◆ **STATED EXERCISE**
Give the entries again, word for word.

[Extracted data entries]

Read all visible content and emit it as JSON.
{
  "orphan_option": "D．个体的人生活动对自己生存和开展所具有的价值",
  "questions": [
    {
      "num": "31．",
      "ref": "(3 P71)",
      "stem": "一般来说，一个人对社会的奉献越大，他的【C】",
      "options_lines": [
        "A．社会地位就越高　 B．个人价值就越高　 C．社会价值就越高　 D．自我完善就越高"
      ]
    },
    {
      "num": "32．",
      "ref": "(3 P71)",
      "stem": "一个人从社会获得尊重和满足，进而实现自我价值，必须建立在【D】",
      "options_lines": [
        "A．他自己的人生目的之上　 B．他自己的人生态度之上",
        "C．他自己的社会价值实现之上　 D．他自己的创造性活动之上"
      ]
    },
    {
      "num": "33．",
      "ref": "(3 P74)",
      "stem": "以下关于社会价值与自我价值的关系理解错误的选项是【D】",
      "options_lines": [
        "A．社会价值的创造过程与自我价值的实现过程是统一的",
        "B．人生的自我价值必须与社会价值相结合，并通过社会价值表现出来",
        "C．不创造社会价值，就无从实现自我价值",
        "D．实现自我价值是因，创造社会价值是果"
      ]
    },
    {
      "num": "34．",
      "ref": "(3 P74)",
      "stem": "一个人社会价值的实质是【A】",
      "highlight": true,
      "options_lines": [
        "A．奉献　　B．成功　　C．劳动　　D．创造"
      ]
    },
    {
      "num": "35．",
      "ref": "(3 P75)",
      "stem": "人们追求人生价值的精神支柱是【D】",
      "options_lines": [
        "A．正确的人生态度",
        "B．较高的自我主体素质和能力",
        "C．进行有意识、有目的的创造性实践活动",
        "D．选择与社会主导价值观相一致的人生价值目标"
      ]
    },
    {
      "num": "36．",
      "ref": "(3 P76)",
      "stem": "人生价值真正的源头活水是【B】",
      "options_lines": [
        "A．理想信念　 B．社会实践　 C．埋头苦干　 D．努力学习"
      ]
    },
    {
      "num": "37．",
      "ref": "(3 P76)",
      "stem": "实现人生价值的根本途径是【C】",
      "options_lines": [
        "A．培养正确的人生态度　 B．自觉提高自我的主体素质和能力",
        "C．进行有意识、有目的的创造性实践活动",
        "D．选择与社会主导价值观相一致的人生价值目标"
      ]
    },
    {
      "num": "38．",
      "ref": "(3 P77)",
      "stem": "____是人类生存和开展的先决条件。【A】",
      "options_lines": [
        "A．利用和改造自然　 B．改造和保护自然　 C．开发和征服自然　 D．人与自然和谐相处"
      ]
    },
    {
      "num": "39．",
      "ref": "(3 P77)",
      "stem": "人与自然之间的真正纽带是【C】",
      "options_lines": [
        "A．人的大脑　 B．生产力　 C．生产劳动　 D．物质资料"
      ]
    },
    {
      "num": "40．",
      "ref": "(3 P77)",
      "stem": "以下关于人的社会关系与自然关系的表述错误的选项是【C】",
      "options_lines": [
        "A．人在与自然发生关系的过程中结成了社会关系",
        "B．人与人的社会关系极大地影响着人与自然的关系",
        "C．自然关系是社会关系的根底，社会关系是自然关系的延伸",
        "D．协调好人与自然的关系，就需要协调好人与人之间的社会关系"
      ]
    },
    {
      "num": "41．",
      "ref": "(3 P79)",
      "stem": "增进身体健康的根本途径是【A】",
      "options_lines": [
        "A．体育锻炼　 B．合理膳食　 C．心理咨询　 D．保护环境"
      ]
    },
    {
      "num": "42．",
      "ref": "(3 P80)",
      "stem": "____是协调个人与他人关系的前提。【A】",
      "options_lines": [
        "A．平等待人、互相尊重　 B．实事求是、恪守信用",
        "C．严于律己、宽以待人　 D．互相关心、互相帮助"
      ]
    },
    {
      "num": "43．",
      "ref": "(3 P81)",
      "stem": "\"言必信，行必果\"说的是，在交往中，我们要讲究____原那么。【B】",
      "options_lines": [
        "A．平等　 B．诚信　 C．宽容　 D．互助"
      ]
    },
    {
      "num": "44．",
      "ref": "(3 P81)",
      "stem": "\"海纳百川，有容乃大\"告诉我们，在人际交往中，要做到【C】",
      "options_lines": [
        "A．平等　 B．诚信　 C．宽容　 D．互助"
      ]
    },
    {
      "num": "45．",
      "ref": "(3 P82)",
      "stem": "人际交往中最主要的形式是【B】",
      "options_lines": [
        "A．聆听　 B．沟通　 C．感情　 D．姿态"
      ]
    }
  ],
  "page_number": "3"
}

◆ **SOLUTION TO THIS TASK**
Read all visible content and emit it as JSON.
{
  "orphan_option": "D．个体的人生活动对自己生存和开展所具有的价值",
  "questions": [
    {
      "num": "31．",
      "ref": "(3 P71)",
      "stem": "一般来说，一个人对社会的奉献越大，他的【C】",
      "options_lines": [
        "A．社会地位就越高　 B．个人价值就越高　 C．社会价值就越高　 D．自我完善就越高"
      ]
    },
    {
      "num": "32．",
      "ref": "(3 P71)",
      "stem": "一个人从社会获得尊重和满足，进而实现自我价值，必须建立在【D】",
      "options_lines": [
        "A．他自己的人生目的之上　 B．他自己的人生态度之上",
        "C．他自己的社会价值实现之上　 D．他自己的创造性活动之上"
      ]
    },
    {
      "num": "33．",
      "ref": "(3 P74)",
      "stem": "以下关于社会价值与自我价值的关系理解错误的选项是【D】",
      "options_lines": [
        "A．社会价值的创造过程与自我价值的实现过程是统一的",
        "B．人生的自我价值必须与社会价值相结合，并通过社会价值表现出来",
        "C．不创造社会价值，就无从实现自我价值",
        "D．实现自我价值是因，创造社会价值是果"
      ]
    },
    {
      "num": "34．",
      "ref": "(3 P74)",
      "stem": "一个人社会价值的实质是【A】",
      "highlight": true,
      "options_lines": [
        "A．奉献　　B．成功　　C．劳动　　D．创造"
      ]
    },
    {
      "num": "35．",
      "ref": "(3 P75)",
      "stem": "人们追求人生价值的精神支柱是【D】",
      "options_lines": [
        "A．正确的人生态度",
        "B．较高的自我主体素质和能力",
        "C．进行有意识、有目的的创造性实践活动",
        "D．选择与社会主导价值观相一致的人生价值目标"
      ]
    },
    {
      "num": "36．",
      "ref": "(3 P76)",
      "stem": "人生价值真正的源头活水是【B】",
      "options_lines": [
        "A．理想信念　 B．社会实践　 C．埋头苦干　 D．努力学习"
      ]
    },
    {
      "num": "37．",
      "ref": "(3 P76)",
      "stem": "实现人生价值的根本途径是【C】",
      "options_lines": [
        "A．培养正确的人生态度　 B．自觉提高自我的主体素质和能力",
        "C．进行有意识、有目的的创造性实践活动",
        "D．选择与社会主导价值观相一致的人生价值目标"
      ]
    },
    {
      "num": "38．",
      "ref": "(3 P77)",
      "stem": "____是人类生存和开展的先决条件。【A】",
      "options_lines": [
        "A．利用和改造自然　 B．改造和保护自然　 C．开发和征服自然　 D．人与自然和谐相处"
      ]
    },
    {
      "num": "39．",
      "ref": "(3 P77)",
      "stem": "人与自然之间的真正纽带是【C】",
      "options_lines": [
        "A．人的大脑　 B．生产力　 C．生产劳动　 D．物质资料"
      ]
    },
    {
      "num": "40．",
      "ref": "(3 P77)",
      "stem": "以下关于人的社会关系与自然关系的表述错误的选项是【C】",
      "options_lines": [
        "A．人在与自然发生关系的过程中结成了社会关系",
        "B．人与人的社会关系极大地影响着人与自然的关系",
        "C．自然关系是社会关系的根底，社会关系是自然关系的延伸",
        "D．协调好人与自然的关系，就需要协调好人与人之间的社会关系"
      ]
    },
    {
      "num": "41．",
      "ref": "(3 P79)",
      "stem": "增进身体健康的根本途径是【A】",
      "options_lines": [
        "A．体育锻炼　 B．合理膳食　 C．心理咨询　 D．保护环境"
      ]
    },
    {
      "num": "42．",
      "ref": "(3 P80)",
      "stem": "____是协调个人与他人关系的前提。【A】",
      "options_lines": [
        "A．平等待人、互相尊重　 B．实事求是、恪守信用",
        "C．严于律己、宽以待人　 D．互相关心、互相帮助"
      ]
    },
    {
      "num": "43．",
      "ref": "(3 P81)",
      "stem": "\"言必信，行必果\"说的是，在交往中，我们要讲究____原那么。【B】",
      "options_lines": [
        "A．平等　 B．诚信　 C．宽容　 D．互助"
      ]
    },
    {
      "num": "44．",
      "ref": "(3 P81)",
      "stem": "\"海纳百川，有容乃大\"告诉我们，在人际交往中，要做到【C】",
      "options_lines": [
        "A．平等　 B．诚信　 C．宽容　 D．互助"
      ]
    },
    {
      "num": "45．",
      "ref": "(3 P82)",
      "stem": "人际交往中最主要的形式是【B】",
      "options_lines": [
        "A．聆听　 B．沟通　 C．感情　 D．姿态"
      ]
    }
  ],
  "page_number": "3"
}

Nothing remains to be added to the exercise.